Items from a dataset
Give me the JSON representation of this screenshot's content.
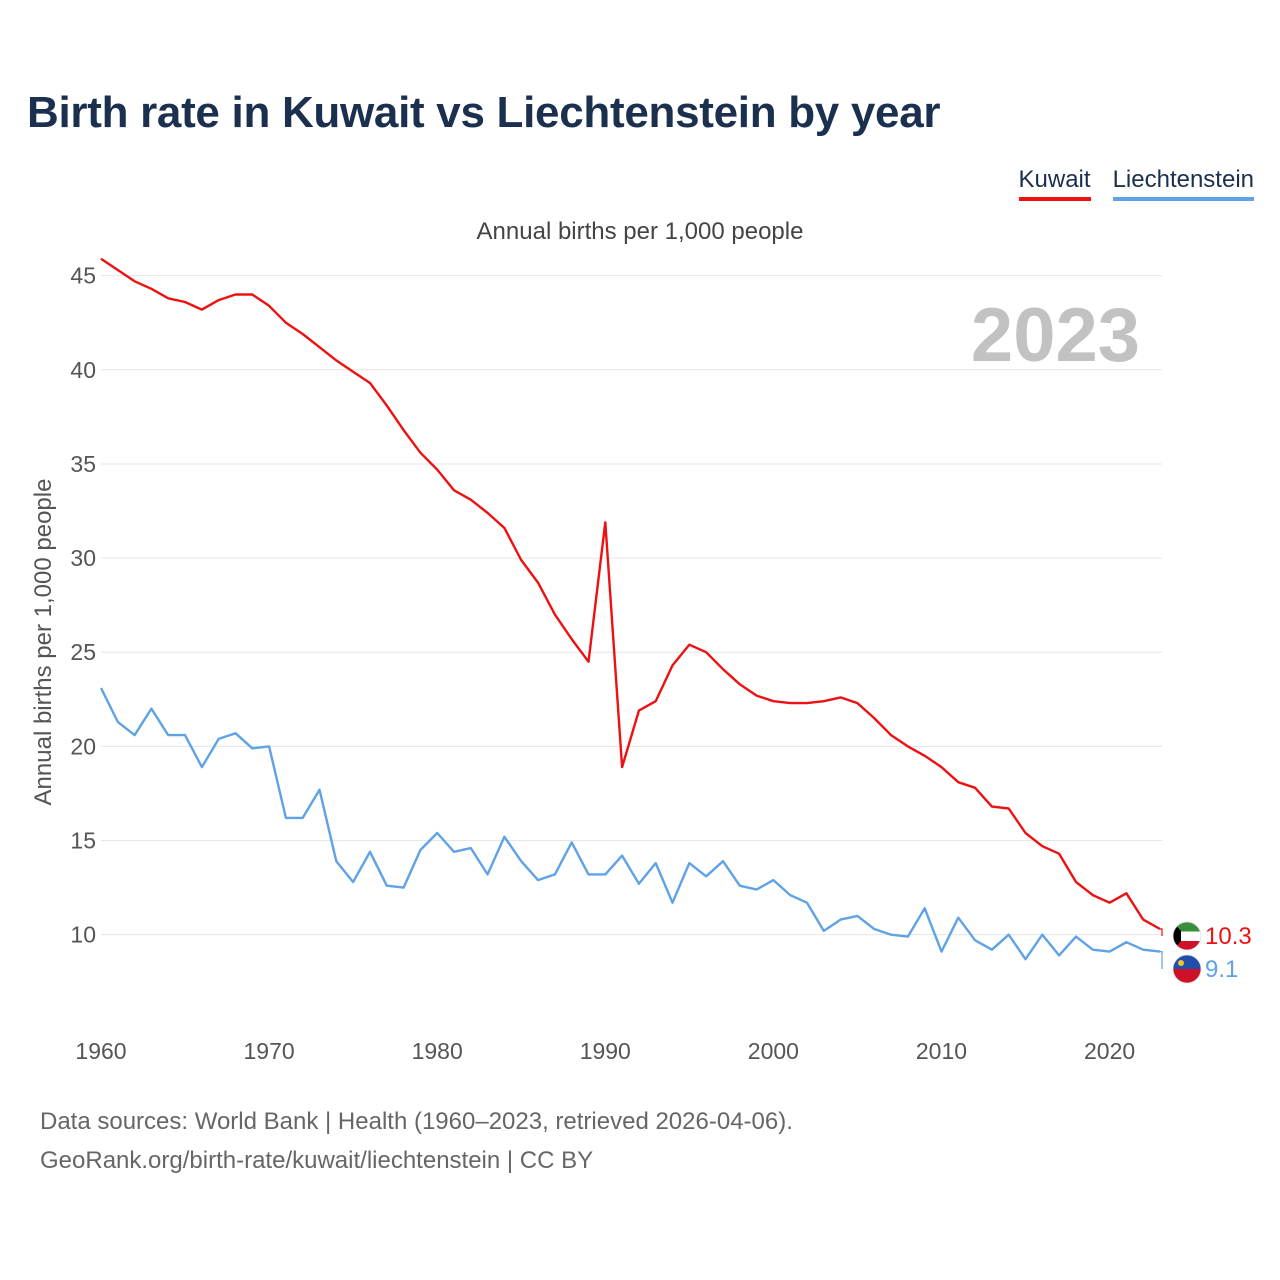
{
  "title": "Birth rate in Kuwait vs Liechtenstein by year",
  "legend": [
    {
      "label": "Kuwait",
      "color": "#ee1111"
    },
    {
      "label": "Liechtenstein",
      "color": "#5fa2e5"
    }
  ],
  "subtitle": "Annual births per 1,000 people",
  "year_label": "2023",
  "footer": {
    "line1": "Data sources: World Bank | Health (1960–2023, retrieved 2026-04-06).",
    "line2": "GeoRank.org/birth-rate/kuwait/liechtenstein | CC BY"
  },
  "chart_data": {
    "type": "line",
    "title": "Birth rate in Kuwait vs Liechtenstein by year",
    "xlabel": "",
    "ylabel": "Annual births per 1,000 people",
    "xlim": [
      1960,
      2023
    ],
    "ylim": [
      6,
      47
    ],
    "x_ticks": [
      "1960",
      "1970",
      "1980",
      "1990",
      "2000",
      "2010",
      "2020"
    ],
    "y_ticks": [
      "10",
      "15",
      "20",
      "25",
      "30",
      "35",
      "40",
      "45"
    ],
    "x_start": 1960,
    "series": [
      {
        "name": "Kuwait",
        "color": "#ee1111",
        "end_label": "10.3",
        "flag": "kuwait",
        "values": [
          45.9,
          45.3,
          44.7,
          44.3,
          43.8,
          43.6,
          43.2,
          43.7,
          44.0,
          44.0,
          43.4,
          42.5,
          41.9,
          41.2,
          40.5,
          39.9,
          39.3,
          38.1,
          36.8,
          35.6,
          34.7,
          33.6,
          33.1,
          32.4,
          31.6,
          29.9,
          28.7,
          27.0,
          25.7,
          24.5,
          31.9,
          18.9,
          21.9,
          22.4,
          24.3,
          25.4,
          25.0,
          24.1,
          23.3,
          22.7,
          22.4,
          22.3,
          22.3,
          22.4,
          22.6,
          22.3,
          21.5,
          20.6,
          20.0,
          19.5,
          18.9,
          18.1,
          17.8,
          16.8,
          16.7,
          15.4,
          14.7,
          14.3,
          12.8,
          12.1,
          11.7,
          12.2,
          10.8,
          10.3
        ]
      },
      {
        "name": "Liechtenstein",
        "color": "#5fa2e5",
        "end_label": "9.1",
        "flag": "liechtenstein",
        "values": [
          23.1,
          21.3,
          20.6,
          22.0,
          20.6,
          20.6,
          18.9,
          20.4,
          20.7,
          19.9,
          20.0,
          16.2,
          16.2,
          17.7,
          13.9,
          12.8,
          14.4,
          12.6,
          12.5,
          14.5,
          15.4,
          14.4,
          14.6,
          13.2,
          15.2,
          13.9,
          12.9,
          13.2,
          14.9,
          13.2,
          13.2,
          14.2,
          12.7,
          13.8,
          11.7,
          13.8,
          13.1,
          13.9,
          12.6,
          12.4,
          12.9,
          12.1,
          11.7,
          10.2,
          10.8,
          11.0,
          10.3,
          10.0,
          9.9,
          11.4,
          9.1,
          10.9,
          9.7,
          9.2,
          10.0,
          8.7,
          10.0,
          8.9,
          9.9,
          9.2,
          9.1,
          9.6,
          9.2,
          9.1
        ]
      }
    ]
  }
}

OBJECTIVE
Skip the images and write out the rest of the listing exactly.

RESPONSE TO THE EXERCISE
Give me the JSON representation of this screenshot's content.
{
  "title": "Birth rate in Kuwait vs Liechtenstein by year",
  "legend": [
    {
      "label": "Kuwait",
      "color": "#ee1111"
    },
    {
      "label": "Liechtenstein",
      "color": "#5fa2e5"
    }
  ],
  "subtitle": "Annual births per 1,000 people",
  "year_label": "2023",
  "footer": {
    "line1": "Data sources: World Bank | Health (1960–2023, retrieved 2026-04-06).",
    "line2": "GeoRank.org/birth-rate/kuwait/liechtenstein | CC BY"
  },
  "chart_data": {
    "type": "line",
    "title": "Birth rate in Kuwait vs Liechtenstein by year",
    "xlabel": "",
    "ylabel": "Annual births per 1,000 people",
    "xlim": [
      1960,
      2023
    ],
    "ylim": [
      6,
      47
    ],
    "x_ticks": [
      "1960",
      "1970",
      "1980",
      "1990",
      "2000",
      "2010",
      "2020"
    ],
    "y_ticks": [
      "10",
      "15",
      "20",
      "25",
      "30",
      "35",
      "40",
      "45"
    ],
    "x_start": 1960,
    "series": [
      {
        "name": "Kuwait",
        "color": "#ee1111",
        "end_label": "10.3",
        "flag": "kuwait",
        "values": [
          45.9,
          45.3,
          44.7,
          44.3,
          43.8,
          43.6,
          43.2,
          43.7,
          44.0,
          44.0,
          43.4,
          42.5,
          41.9,
          41.2,
          40.5,
          39.9,
          39.3,
          38.1,
          36.8,
          35.6,
          34.7,
          33.6,
          33.1,
          32.4,
          31.6,
          29.9,
          28.7,
          27.0,
          25.7,
          24.5,
          31.9,
          18.9,
          21.9,
          22.4,
          24.3,
          25.4,
          25.0,
          24.1,
          23.3,
          22.7,
          22.4,
          22.3,
          22.3,
          22.4,
          22.6,
          22.3,
          21.5,
          20.6,
          20.0,
          19.5,
          18.9,
          18.1,
          17.8,
          16.8,
          16.7,
          15.4,
          14.7,
          14.3,
          12.8,
          12.1,
          11.7,
          12.2,
          10.8,
          10.3
        ]
      },
      {
        "name": "Liechtenstein",
        "color": "#5fa2e5",
        "end_label": "9.1",
        "flag": "liechtenstein",
        "values": [
          23.1,
          21.3,
          20.6,
          22.0,
          20.6,
          20.6,
          18.9,
          20.4,
          20.7,
          19.9,
          20.0,
          16.2,
          16.2,
          17.7,
          13.9,
          12.8,
          14.4,
          12.6,
          12.5,
          14.5,
          15.4,
          14.4,
          14.6,
          13.2,
          15.2,
          13.9,
          12.9,
          13.2,
          14.9,
          13.2,
          13.2,
          14.2,
          12.7,
          13.8,
          11.7,
          13.8,
          13.1,
          13.9,
          12.6,
          12.4,
          12.9,
          12.1,
          11.7,
          10.2,
          10.8,
          11.0,
          10.3,
          10.0,
          9.9,
          11.4,
          9.1,
          10.9,
          9.7,
          9.2,
          10.0,
          8.7,
          10.0,
          8.9,
          9.9,
          9.2,
          9.1,
          9.6,
          9.2,
          9.1
        ]
      }
    ]
  }
}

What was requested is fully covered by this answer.